◆ What the exercise asks
Using the entries below, output exactly the line containing "Extract the structured" and all lines that follow it to the end.

◆ Source records
################

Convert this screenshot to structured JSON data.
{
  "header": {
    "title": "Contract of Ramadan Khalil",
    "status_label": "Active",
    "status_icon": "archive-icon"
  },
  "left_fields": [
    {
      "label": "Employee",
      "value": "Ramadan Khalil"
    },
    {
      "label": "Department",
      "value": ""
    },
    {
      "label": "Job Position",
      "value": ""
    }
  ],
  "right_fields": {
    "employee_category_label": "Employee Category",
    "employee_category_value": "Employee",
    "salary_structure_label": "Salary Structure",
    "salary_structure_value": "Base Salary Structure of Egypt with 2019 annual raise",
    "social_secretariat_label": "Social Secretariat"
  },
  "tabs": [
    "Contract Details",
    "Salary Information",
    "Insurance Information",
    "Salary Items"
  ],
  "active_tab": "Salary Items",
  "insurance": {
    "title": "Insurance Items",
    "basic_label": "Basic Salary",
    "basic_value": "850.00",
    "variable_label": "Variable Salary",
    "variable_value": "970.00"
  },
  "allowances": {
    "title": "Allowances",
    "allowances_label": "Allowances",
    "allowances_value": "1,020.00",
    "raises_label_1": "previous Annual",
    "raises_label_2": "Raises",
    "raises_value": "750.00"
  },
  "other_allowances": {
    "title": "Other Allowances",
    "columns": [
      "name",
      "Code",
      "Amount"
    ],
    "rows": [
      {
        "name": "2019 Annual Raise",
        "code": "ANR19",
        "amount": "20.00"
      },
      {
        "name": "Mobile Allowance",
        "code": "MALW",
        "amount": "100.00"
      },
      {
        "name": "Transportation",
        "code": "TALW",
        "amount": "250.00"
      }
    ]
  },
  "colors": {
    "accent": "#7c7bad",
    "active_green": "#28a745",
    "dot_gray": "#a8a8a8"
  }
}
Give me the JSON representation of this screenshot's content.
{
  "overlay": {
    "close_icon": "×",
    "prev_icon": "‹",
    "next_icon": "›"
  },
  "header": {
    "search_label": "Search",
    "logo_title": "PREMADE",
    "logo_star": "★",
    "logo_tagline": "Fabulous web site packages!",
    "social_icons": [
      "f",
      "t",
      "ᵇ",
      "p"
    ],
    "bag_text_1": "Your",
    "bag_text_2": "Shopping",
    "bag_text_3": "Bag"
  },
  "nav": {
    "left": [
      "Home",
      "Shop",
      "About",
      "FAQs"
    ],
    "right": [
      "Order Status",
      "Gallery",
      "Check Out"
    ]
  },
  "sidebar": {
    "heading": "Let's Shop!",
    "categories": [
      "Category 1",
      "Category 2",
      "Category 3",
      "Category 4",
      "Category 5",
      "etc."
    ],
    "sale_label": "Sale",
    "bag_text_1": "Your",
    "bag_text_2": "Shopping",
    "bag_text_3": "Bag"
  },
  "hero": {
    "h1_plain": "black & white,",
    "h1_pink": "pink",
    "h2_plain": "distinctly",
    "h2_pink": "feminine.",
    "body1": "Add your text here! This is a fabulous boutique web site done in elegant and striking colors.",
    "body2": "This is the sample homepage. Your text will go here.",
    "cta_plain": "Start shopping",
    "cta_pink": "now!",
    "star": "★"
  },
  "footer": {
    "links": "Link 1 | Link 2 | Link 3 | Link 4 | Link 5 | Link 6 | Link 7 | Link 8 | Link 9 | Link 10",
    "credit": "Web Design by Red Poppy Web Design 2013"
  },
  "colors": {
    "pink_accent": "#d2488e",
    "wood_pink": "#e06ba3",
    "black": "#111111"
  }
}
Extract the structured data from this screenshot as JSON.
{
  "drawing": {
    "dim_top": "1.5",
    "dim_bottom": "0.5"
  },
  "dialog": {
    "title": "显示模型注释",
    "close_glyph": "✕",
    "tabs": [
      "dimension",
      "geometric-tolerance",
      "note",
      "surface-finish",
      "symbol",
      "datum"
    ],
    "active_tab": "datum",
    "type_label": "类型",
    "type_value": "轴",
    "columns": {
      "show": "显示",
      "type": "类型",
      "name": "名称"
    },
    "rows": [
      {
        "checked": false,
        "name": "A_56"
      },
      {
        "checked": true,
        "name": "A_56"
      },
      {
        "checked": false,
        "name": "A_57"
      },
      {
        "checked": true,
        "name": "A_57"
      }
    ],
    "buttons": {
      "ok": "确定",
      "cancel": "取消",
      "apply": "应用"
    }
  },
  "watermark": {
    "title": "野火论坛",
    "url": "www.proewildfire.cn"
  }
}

################

◆ Exercise solution
Extract the structured data from this screenshot as JSON.
{
  "drawing": {
    "dim_top": "1.5",
    "dim_bottom": "0.5"
  },
  "dialog": {
    "title": "显示模型注释",
    "close_glyph": "✕",
    "tabs": [
      "dimension",
      "geometric-tolerance",
      "note",
      "surface-finish",
      "symbol",
      "datum"
    ],
    "active_tab": "datum",
    "type_label": "类型",
    "type_value": "轴",
    "columns": {
      "show": "显示",
      "type": "类型",
      "name": "名称"
    },
    "rows": [
      {
        "checked": false,
        "name": "A_56"
      },
      {
        "checked": true,
        "name": "A_56"
      },
      {
        "checked": false,
        "name": "A_57"
      },
      {
        "checked": true,
        "name": "A_57"
      }
    ],
    "buttons": {
      "ok": "确定",
      "cancel": "取消",
      "apply": "应用"
    }
  },
  "watermark": {
    "title": "野火论坛",
    "url": "www.proewildfire.cn"
  }
}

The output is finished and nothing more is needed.